[Saved data entries]
>> Start

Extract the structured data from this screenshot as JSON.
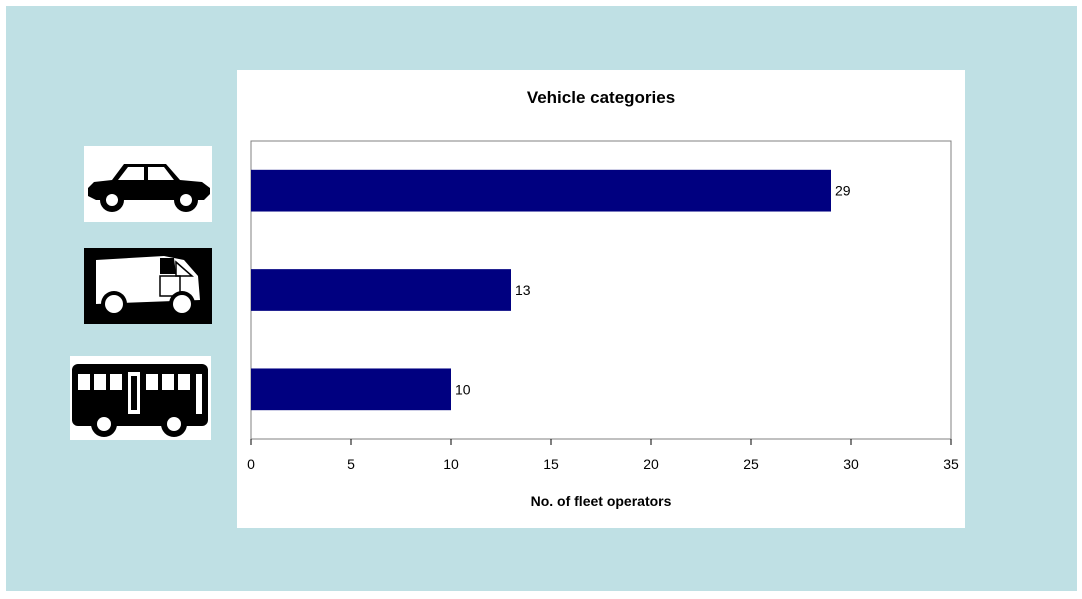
{
  "colors": {
    "frame": "#bfe0e4",
    "bar": "#000080",
    "panel": "#ffffff"
  },
  "icons": [
    "car-icon",
    "van-icon",
    "bus-icon"
  ],
  "chart_data": {
    "type": "bar",
    "orientation": "horizontal",
    "title": "Vehicle categories",
    "xlabel": "No. of fleet operators",
    "ylabel": "",
    "categories": [
      "Car",
      "Van",
      "Bus"
    ],
    "values": [
      29,
      13,
      10
    ],
    "data_labels": [
      "29",
      "13",
      "10"
    ],
    "xlim": [
      0,
      35
    ],
    "xticks": [
      0,
      5,
      10,
      15,
      20,
      25,
      30,
      35
    ],
    "grid": false,
    "legend": "none"
  }
}
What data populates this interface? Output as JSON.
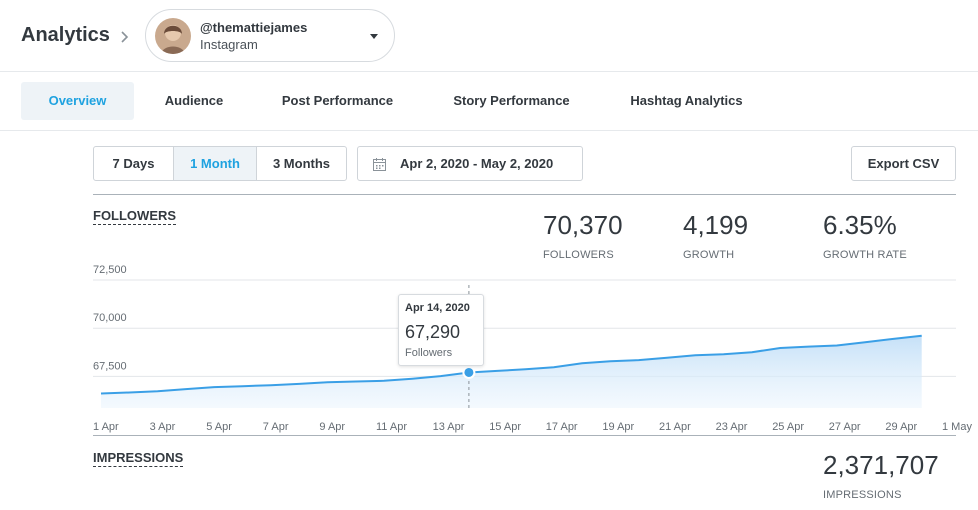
{
  "header": {
    "title": "Analytics",
    "account": {
      "handle": "@themattiejames",
      "network": "Instagram"
    }
  },
  "tabs": [
    {
      "label": "Overview",
      "active": true
    },
    {
      "label": "Audience"
    },
    {
      "label": "Post Performance"
    },
    {
      "label": "Story Performance"
    },
    {
      "label": "Hashtag Analytics"
    }
  ],
  "controls": {
    "ranges": [
      {
        "label": "7 Days"
      },
      {
        "label": "1 Month",
        "active": true
      },
      {
        "label": "3 Months"
      }
    ],
    "date_range": "Apr 2, 2020 - May 2, 2020",
    "export_label": "Export CSV"
  },
  "followers": {
    "title": "FOLLOWERS",
    "stats": [
      {
        "value": "70,370",
        "label": "FOLLOWERS"
      },
      {
        "value": "4,199",
        "label": "GROWTH"
      },
      {
        "value": "6.35%",
        "label": "GROWTH RATE"
      }
    ],
    "tooltip": {
      "date": "Apr 14, 2020",
      "value": "67,290",
      "label": "Followers"
    }
  },
  "impressions": {
    "title": "IMPRESSIONS",
    "value": "2,371,707",
    "label": "IMPRESSIONS"
  },
  "colors": {
    "accent": "#1fa2e0",
    "line": "#3a9fe6",
    "area": "#cfe6fa"
  },
  "chart_data": {
    "type": "area",
    "series": [
      {
        "x": [
          "1 Apr",
          "2 Apr",
          "3 Apr",
          "4 Apr",
          "5 Apr",
          "6 Apr",
          "7 Apr",
          "8 Apr",
          "9 Apr",
          "10 Apr",
          "11 Apr",
          "12 Apr",
          "13 Apr",
          "14 Apr",
          "15 Apr",
          "16 Apr",
          "17 Apr",
          "18 Apr",
          "19 Apr",
          "20 Apr",
          "21 Apr",
          "22 Apr",
          "23 Apr",
          "24 Apr",
          "25 Apr",
          "26 Apr",
          "27 Apr",
          "28 Apr",
          "29 Apr",
          "30 Apr"
        ],
        "values": [
          66200,
          66250,
          66320,
          66430,
          66530,
          66580,
          66630,
          66700,
          66780,
          66820,
          66860,
          66970,
          67100,
          67290,
          67370,
          67460,
          67560,
          67770,
          67870,
          67930,
          68050,
          68180,
          68240,
          68340,
          68560,
          68630,
          68690,
          68860,
          69030,
          69190
        ]
      }
    ],
    "x_ticks": [
      "1 Apr",
      "3 Apr",
      "5 Apr",
      "7 Apr",
      "9 Apr",
      "11 Apr",
      "13 Apr",
      "15 Apr",
      "17 Apr",
      "19 Apr",
      "21 Apr",
      "23 Apr",
      "25 Apr",
      "27 Apr",
      "29 Apr",
      "1 May"
    ],
    "y_ticks": [
      "72,500",
      "70,000",
      "67,500"
    ],
    "ylim": [
      65500,
      72500
    ],
    "highlight_index": 13,
    "grid": true
  }
}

>> End

◆ Problem statement: Omitting all images, print the listing exactly.

◆ Answer to this task:
Extract the structured data from this screenshot as JSON.
{
  "colors": {
    "frame": "#bfe0e4",
    "bar": "#000080",
    "panel": "#ffffff"
  },
  "icons": [
    "car-icon",
    "van-icon",
    "bus-icon"
  ],
  "chart_data": {
    "type": "bar",
    "orientation": "horizontal",
    "title": "Vehicle categories",
    "xlabel": "No. of fleet operators",
    "ylabel": "",
    "categories": [
      "Car",
      "Van",
      "Bus"
    ],
    "values": [
      29,
      13,
      10
    ],
    "data_labels": [
      "29",
      "13",
      "10"
    ],
    "xlim": [
      0,
      35
    ],
    "xticks": [
      0,
      5,
      10,
      15,
      20,
      25,
      30,
      35
    ],
    "grid": false,
    "legend": "none"
  }
}
What data populates this interface? Output as JSON.
{
  "header": {
    "title": "Analytics",
    "account": {
      "handle": "@themattiejames",
      "network": "Instagram"
    }
  },
  "tabs": [
    {
      "label": "Overview",
      "active": true
    },
    {
      "label": "Audience"
    },
    {
      "label": "Post Performance"
    },
    {
      "label": "Story Performance"
    },
    {
      "label": "Hashtag Analytics"
    }
  ],
  "controls": {
    "ranges": [
      {
        "label": "7 Days"
      },
      {
        "label": "1 Month",
        "active": true
      },
      {
        "label": "3 Months"
      }
    ],
    "date_range": "Apr 2, 2020 - May 2, 2020",
    "export_label": "Export CSV"
  },
  "followers": {
    "title": "FOLLOWERS",
    "stats": [
      {
        "value": "70,370",
        "label": "FOLLOWERS"
      },
      {
        "value": "4,199",
        "label": "GROWTH"
      },
      {
        "value": "6.35%",
        "label": "GROWTH RATE"
      }
    ],
    "tooltip": {
      "date": "Apr 14, 2020",
      "value": "67,290",
      "label": "Followers"
    }
  },
  "impressions": {
    "title": "IMPRESSIONS",
    "value": "2,371,707",
    "label": "IMPRESSIONS"
  },
  "colors": {
    "accent": "#1fa2e0",
    "line": "#3a9fe6",
    "area": "#cfe6fa"
  },
  "chart_data": {
    "type": "area",
    "series": [
      {
        "x": [
          "1 Apr",
          "2 Apr",
          "3 Apr",
          "4 Apr",
          "5 Apr",
          "6 Apr",
          "7 Apr",
          "8 Apr",
          "9 Apr",
          "10 Apr",
          "11 Apr",
          "12 Apr",
          "13 Apr",
          "14 Apr",
          "15 Apr",
          "16 Apr",
          "17 Apr",
          "18 Apr",
          "19 Apr",
          "20 Apr",
          "21 Apr",
          "22 Apr",
          "23 Apr",
          "24 Apr",
          "25 Apr",
          "26 Apr",
          "27 Apr",
          "28 Apr",
          "29 Apr",
          "30 Apr"
        ],
        "values": [
          66200,
          66250,
          66320,
          66430,
          66530,
          66580,
          66630,
          66700,
          66780,
          66820,
          66860,
          66970,
          67100,
          67290,
          67370,
          67460,
          67560,
          67770,
          67870,
          67930,
          68050,
          68180,
          68240,
          68340,
          68560,
          68630,
          68690,
          68860,
          69030,
          69190
        ]
      }
    ],
    "x_ticks": [
      "1 Apr",
      "3 Apr",
      "5 Apr",
      "7 Apr",
      "9 Apr",
      "11 Apr",
      "13 Apr",
      "15 Apr",
      "17 Apr",
      "19 Apr",
      "21 Apr",
      "23 Apr",
      "25 Apr",
      "27 Apr",
      "29 Apr",
      "1 May"
    ],
    "y_ticks": [
      "72,500",
      "70,000",
      "67,500"
    ],
    "ylim": [
      65500,
      72500
    ],
    "highlight_index": 13,
    "grid": true
  }
}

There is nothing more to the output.